Problem description =
Read the material below. Count the lines containing "Valores" and give that count alone.

Listing =
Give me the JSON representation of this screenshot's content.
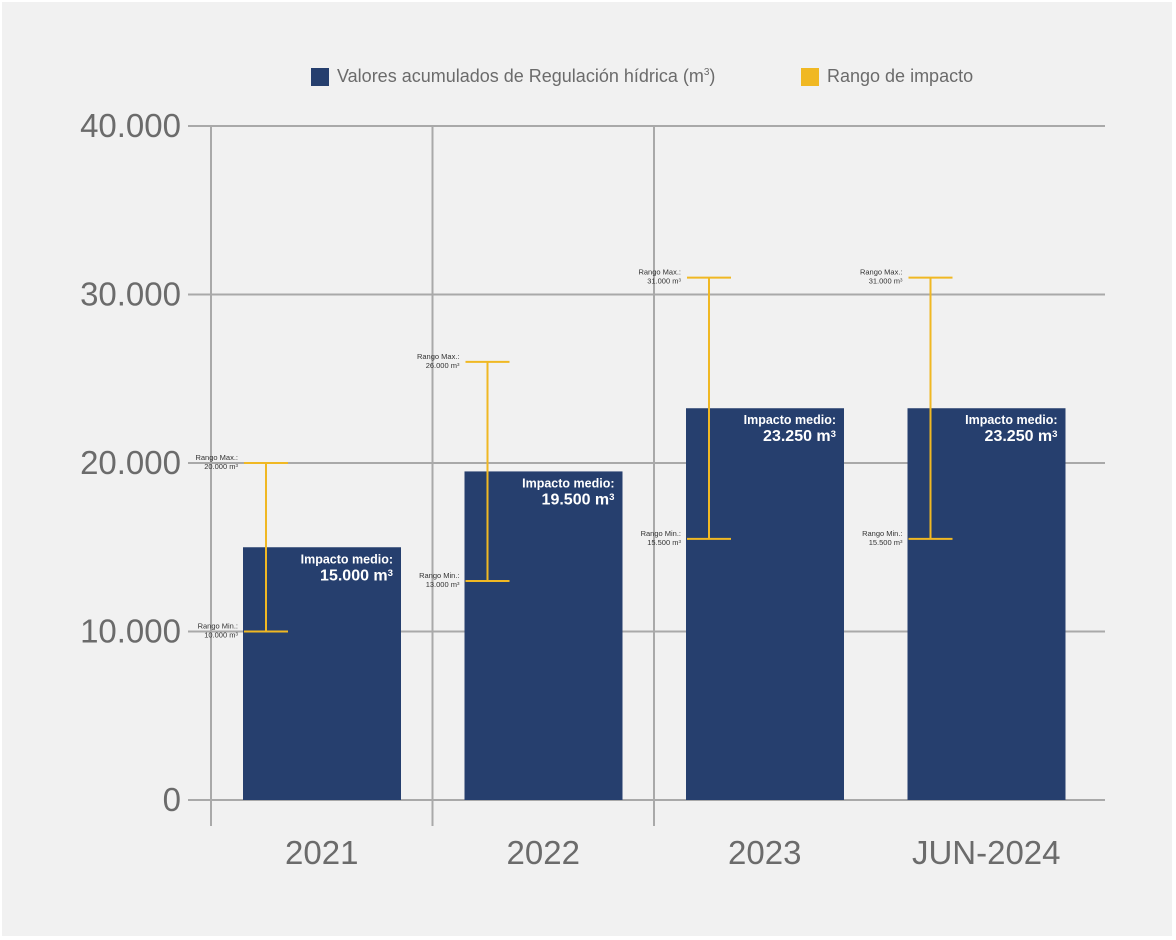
{
  "chart_data": {
    "type": "bar",
    "title": "",
    "xlabel": "",
    "ylabel": "",
    "categories": [
      "2021",
      "2022",
      "2023",
      "JUN-2024"
    ],
    "ylim": [
      0,
      40000
    ],
    "yticks": [
      0,
      10000,
      20000,
      30000,
      40000
    ],
    "ytick_labels": [
      "0",
      "10.000",
      "20.000",
      "30.000",
      "40.000"
    ],
    "grid": true,
    "legend_position": "top",
    "legend": [
      {
        "key": "bar",
        "text": "Valores acumulados de Regulación hídrica (m",
        "sup": "3",
        "tail": ")",
        "color": "#263f6e"
      },
      {
        "key": "range",
        "text": "Rango de impacto",
        "color": "#f0b823"
      }
    ],
    "series": [
      {
        "name": "Valores acumulados de Regulación hídrica (m3)",
        "color": "#263f6e",
        "values": [
          15000,
          19500,
          23250,
          23250
        ],
        "labels": [
          {
            "line1": "Impacto medio:",
            "line2": "15.000 m",
            "sup": "3"
          },
          {
            "line1": "Impacto medio:",
            "line2": "19.500 m",
            "sup": "3"
          },
          {
            "line1": "Impacto medio:",
            "line2": "23.250 m",
            "sup": "3"
          },
          {
            "line1": "Impacto medio:",
            "line2": "23.250 m",
            "sup": "3"
          }
        ]
      },
      {
        "name": "Rango de impacto",
        "color": "#f0b823",
        "max": [
          20000,
          26000,
          31000,
          31000
        ],
        "min": [
          10000,
          13000,
          15500,
          15500
        ],
        "max_labels": [
          {
            "line1": "Rango Max.:",
            "line2": "20.000  m",
            "sup": "3"
          },
          {
            "line1": "Rango Max.:",
            "line2": "26.000  m",
            "sup": "3"
          },
          {
            "line1": "Rango Max.:",
            "line2": "31.000 m",
            "sup": "3"
          },
          {
            "line1": "Rango Max.:",
            "line2": "31.000 m",
            "sup": "3"
          }
        ],
        "min_labels": [
          {
            "line1": "Rango Min.:",
            "line2": "10.000 m",
            "sup": "3"
          },
          {
            "line1": "Rango Min.:",
            "line2": "13.000  m",
            "sup": "3"
          },
          {
            "line1": "Rango Min.:",
            "line2": "15.500 m",
            "sup": "3"
          },
          {
            "line1": "Rango Min.:",
            "line2": "15.500 m",
            "sup": "3"
          }
        ]
      }
    ]
  }
}
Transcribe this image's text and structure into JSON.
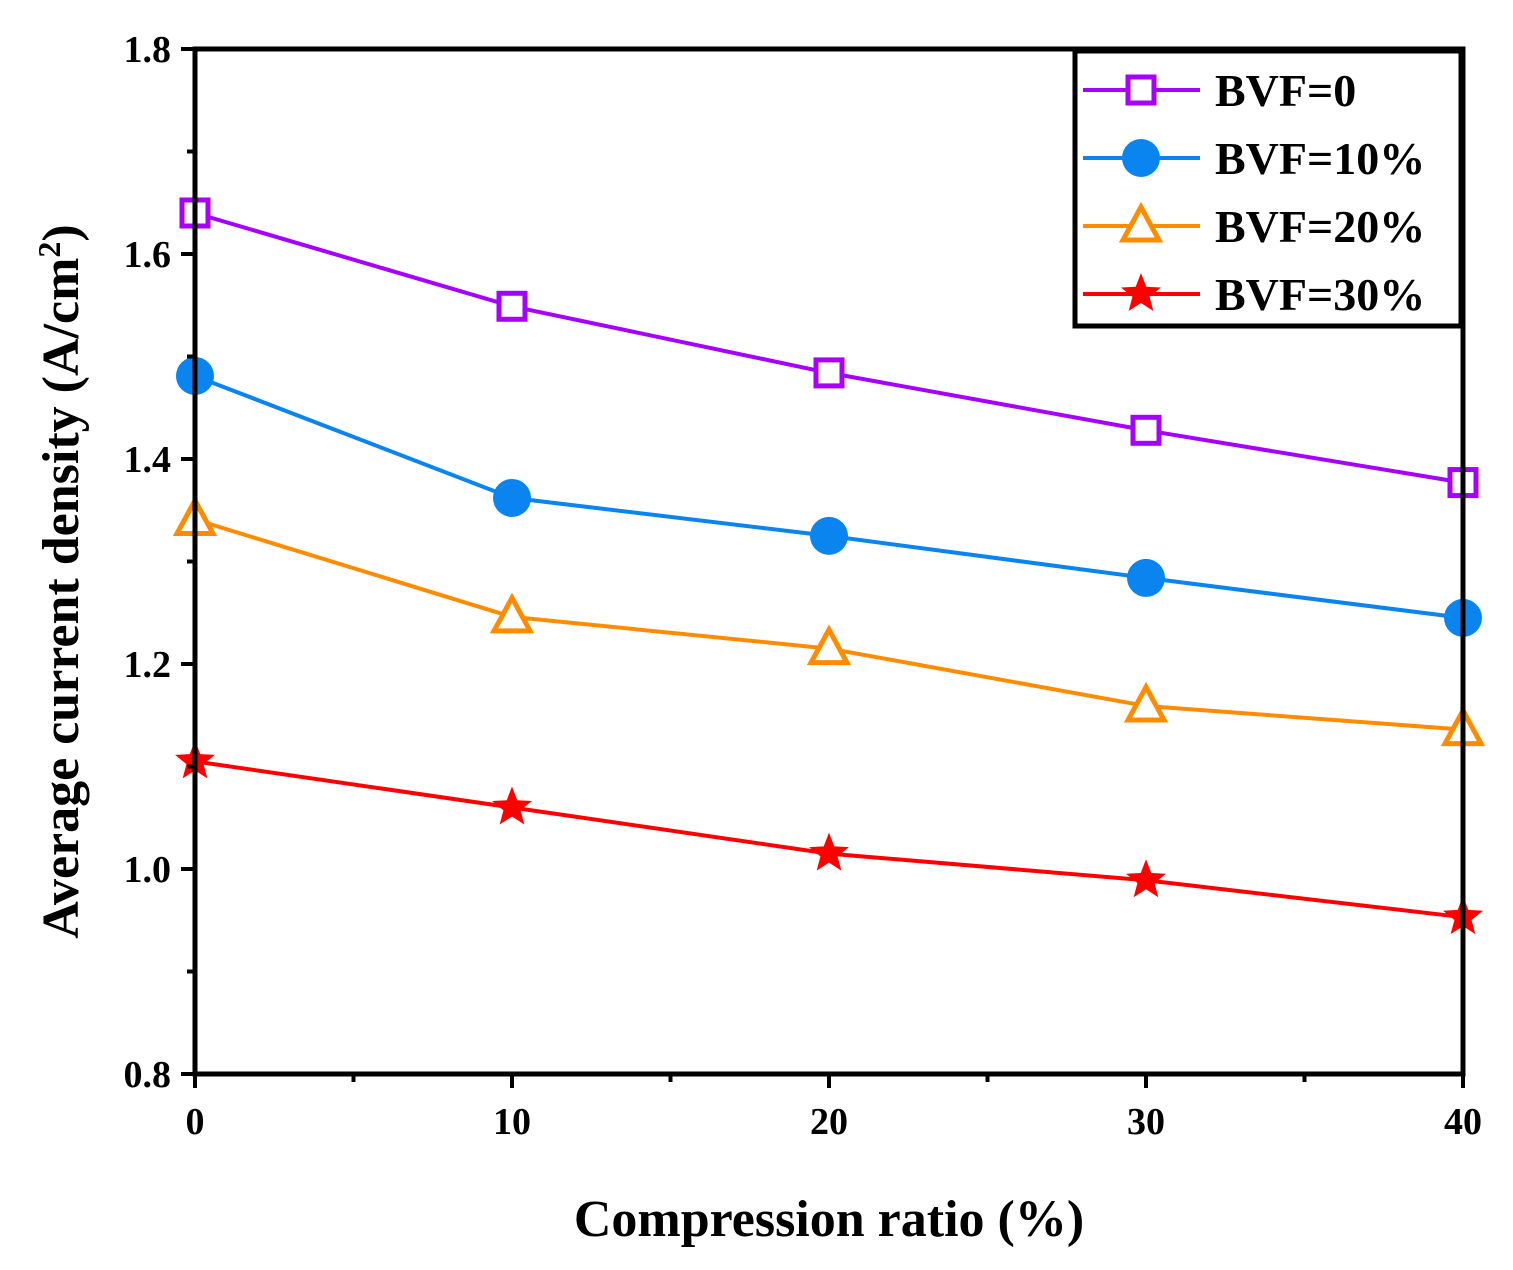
{
  "chart_data": {
    "type": "line",
    "title": "",
    "xlabel": "Compression ratio (%)",
    "ylabel": "Average current density (A/cm",
    "ylabel_sup": "2",
    "ylabel_close": ")",
    "xlim": [
      0,
      40
    ],
    "ylim": [
      0.8,
      1.8
    ],
    "xticks": [
      0,
      10,
      20,
      30,
      40
    ],
    "xtick_labels": [
      "0",
      "10",
      "20",
      "30",
      "40"
    ],
    "yticks": [
      0.8,
      1.0,
      1.2,
      1.4,
      1.6,
      1.8
    ],
    "ytick_labels": [
      "0.8",
      "1.0",
      "1.2",
      "1.4",
      "1.6",
      "1.8"
    ],
    "x_minor_step": 5,
    "y_minor_step": 0.1,
    "legend_position": "top-right",
    "x": [
      0,
      10,
      20,
      30,
      40
    ],
    "series": [
      {
        "name": "BVF=0",
        "color": "#a600ff",
        "marker": "open-square",
        "values": [
          1.64,
          1.549,
          1.484,
          1.428,
          1.377
        ]
      },
      {
        "name": "BVF=10%",
        "color": "#0a84ee",
        "marker": "filled-circle",
        "values": [
          1.481,
          1.362,
          1.325,
          1.284,
          1.245
        ]
      },
      {
        "name": "BVF=20%",
        "color": "#ff8c00",
        "marker": "open-triangle",
        "values": [
          1.341,
          1.246,
          1.215,
          1.159,
          1.136
        ]
      },
      {
        "name": "BVF=30%",
        "color": "#ff0000",
        "marker": "filled-star",
        "values": [
          1.105,
          1.06,
          1.015,
          0.989,
          0.953
        ]
      }
    ]
  }
}
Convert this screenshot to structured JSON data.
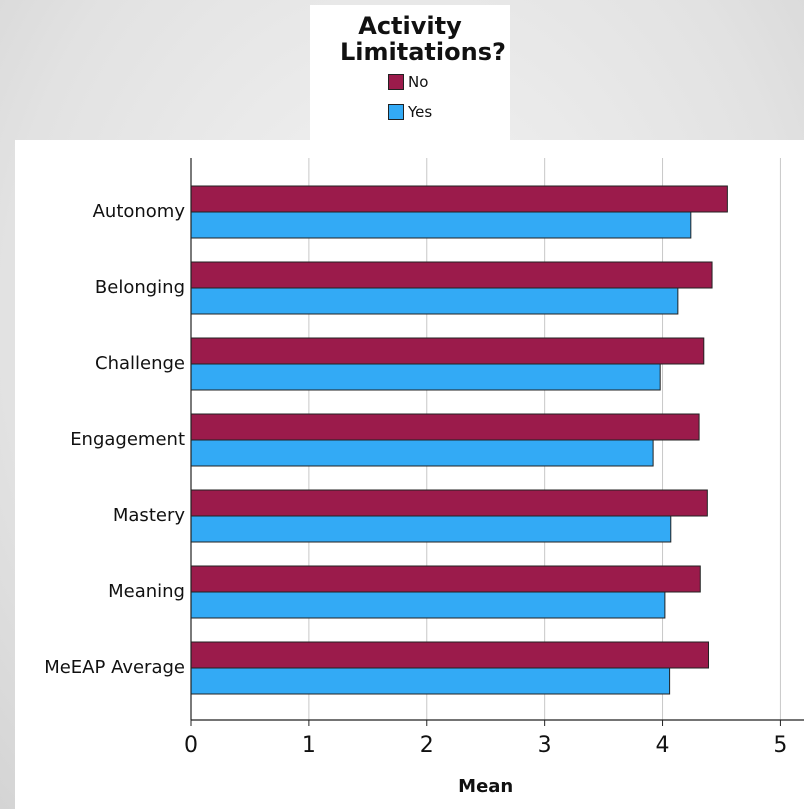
{
  "chart_data": {
    "type": "barh",
    "legend_title": "Activity Limitations?",
    "x_label": "Mean",
    "categories": [
      "Autonomy",
      "Belonging",
      "Challenge",
      "Engagement",
      "Mastery",
      "Meaning",
      "MeEAP Average"
    ],
    "series": [
      {
        "name": "No",
        "color": "#9b1b4b",
        "values": [
          4.55,
          4.42,
          4.35,
          4.31,
          4.38,
          4.32,
          4.39
        ]
      },
      {
        "name": "Yes",
        "color": "#33aaf5",
        "values": [
          4.24,
          4.13,
          3.98,
          3.92,
          4.07,
          4.02,
          4.06
        ]
      }
    ],
    "xlim": [
      0,
      5.2
    ],
    "xticks": [
      0,
      1,
      2,
      3,
      4,
      5
    ],
    "grid": true
  }
}
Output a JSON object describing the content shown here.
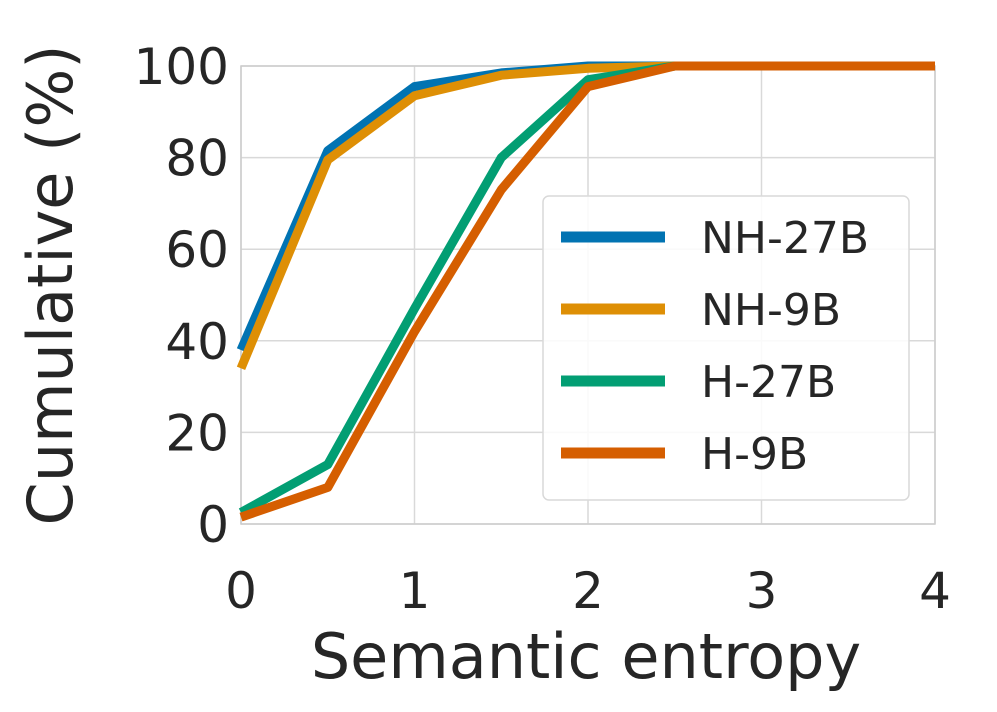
{
  "chart_data": {
    "type": "line",
    "xlabel": "Semantic entropy",
    "ylabel": "Cumulative (%)",
    "xlim": [
      0,
      4
    ],
    "ylim": [
      0,
      100
    ],
    "xticks": [
      0,
      1,
      2,
      3,
      4
    ],
    "yticks": [
      0,
      20,
      40,
      60,
      80,
      100
    ],
    "grid": true,
    "legend_position": "center-right",
    "x": [
      0,
      0.5,
      1,
      1.5,
      2,
      2.5,
      3,
      3.5,
      4
    ],
    "series": [
      {
        "name": "NH-27B",
        "color": "#0173b2",
        "values": [
          38,
          81.5,
          95.5,
          98.5,
          100,
          100,
          100,
          100,
          100
        ]
      },
      {
        "name": "NH-9B",
        "color": "#de8f05",
        "values": [
          34,
          79.5,
          93.5,
          98,
          99.5,
          100,
          100,
          100,
          100
        ]
      },
      {
        "name": "H-27B",
        "color": "#029e73",
        "values": [
          2.5,
          13,
          47,
          80,
          97,
          100,
          100,
          100,
          100
        ]
      },
      {
        "name": "H-9B",
        "color": "#d55e00",
        "values": [
          1.5,
          8,
          42,
          73,
          95.5,
          100,
          100,
          100,
          100
        ]
      }
    ]
  }
}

Task response =
2